Data entries:
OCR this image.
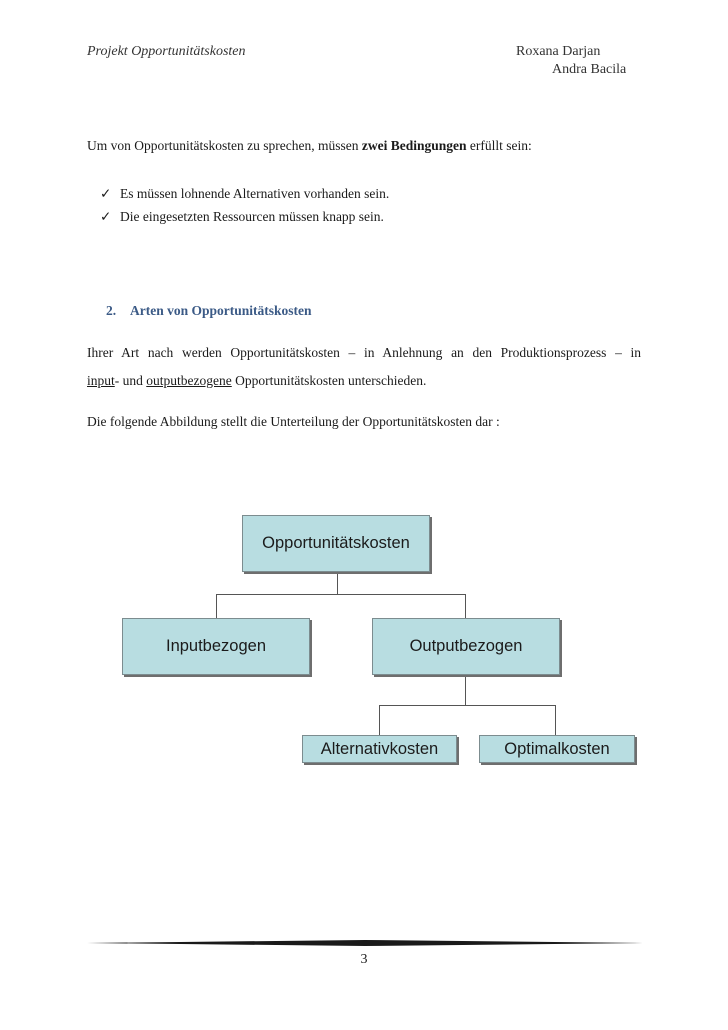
Projekt Opportunitätskosten	Roxana Darjan
Andra Bacila
Um von Opportunitätskosten zu sprechen, müssen zwei Bedingungen erfüllt sein:
✓ Es müssen lohnende Alternativen vorhanden sein.
✓ Die eingesetzten Ressourcen müssen knapp sein.
2. Arten von Opportunitätskosten
Ihrer Art nach werden Opportunitätskosten – in Anlehnung an den Produktionsprozess – in
input- und outputbezogene Opportunitätskosten unterschieden.
Die folgende Abbildung stellt die Unterteilung der Opportunitätskosten dar :
Opportunitätskosten
Inputbezogen	Outputbezogen
Alternativkosten	Optimalkosten
3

What is expected: Copy out all lines that carry the word "sein".

Solution:
Um von Opportunitätskosten zu sprechen, müssen zwei Bedingungen erfüllt sein:
✓ Es müssen lohnende Alternativen vorhanden sein.
✓ Die eingesetzten Ressourcen müssen knapp sein.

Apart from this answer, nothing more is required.